[WHAT NEEDS TO BE DONE] Set the listing down unchanged, minus every embedded image.

[MATERIAL TO PROCESS]
--- begin ---

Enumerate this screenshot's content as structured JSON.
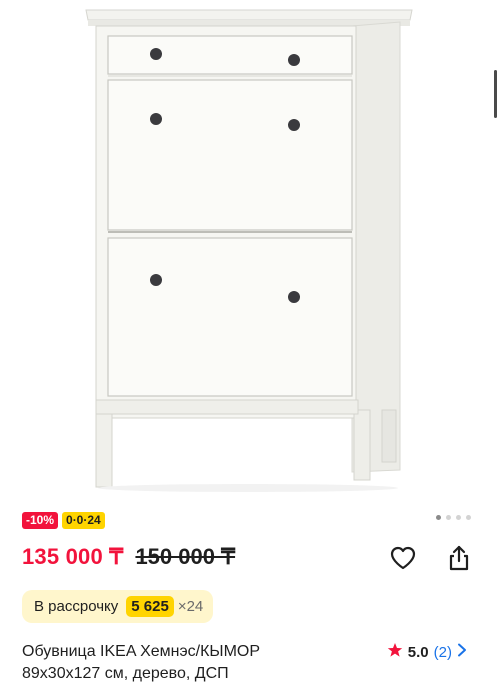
{
  "product": {
    "image_alt": "white shoe cabinet",
    "badges": {
      "discount": "-10%",
      "installment": "0·0·24"
    },
    "gallery": {
      "total_dots": 4,
      "active_index": 0
    },
    "price": {
      "current": "135 000 ₸",
      "old": "150 000 ₸"
    },
    "installment": {
      "label": "В рассрочку",
      "amount": "5 625",
      "months": "×24"
    },
    "title_line1": "Обувница IKEA Хемнэс/КЫМОР",
    "title_line2": "89х30х127 см, дерево, ДСП",
    "rating": {
      "value": "5.0",
      "count": "(2)"
    }
  },
  "colors": {
    "discount_red": "#f2133c",
    "installment_yellow": "#ffd400",
    "installment_bg": "#fff6cc",
    "link_blue": "#1a73e8"
  },
  "icons": {
    "favorite": "heart-icon",
    "share": "share-icon",
    "rating": "star-icon",
    "more": "chevron-right-icon"
  }
}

--- end ---

[REPLY]
Enumerate this screenshot's content as structured JSON.
{
  "product": {
    "image_alt": "white shoe cabinet",
    "badges": {
      "discount": "-10%",
      "installment": "0·0·24"
    },
    "gallery": {
      "total_dots": 4,
      "active_index": 0
    },
    "price": {
      "current": "135 000 ₸",
      "old": "150 000 ₸"
    },
    "installment": {
      "label": "В рассрочку",
      "amount": "5 625",
      "months": "×24"
    },
    "title_line1": "Обувница IKEA Хемнэс/КЫМОР",
    "title_line2": "89х30х127 см, дерево, ДСП",
    "rating": {
      "value": "5.0",
      "count": "(2)"
    }
  },
  "colors": {
    "discount_red": "#f2133c",
    "installment_yellow": "#ffd400",
    "installment_bg": "#fff6cc",
    "link_blue": "#1a73e8"
  },
  "icons": {
    "favorite": "heart-icon",
    "share": "share-icon",
    "rating": "star-icon",
    "more": "chevron-right-icon"
  }
}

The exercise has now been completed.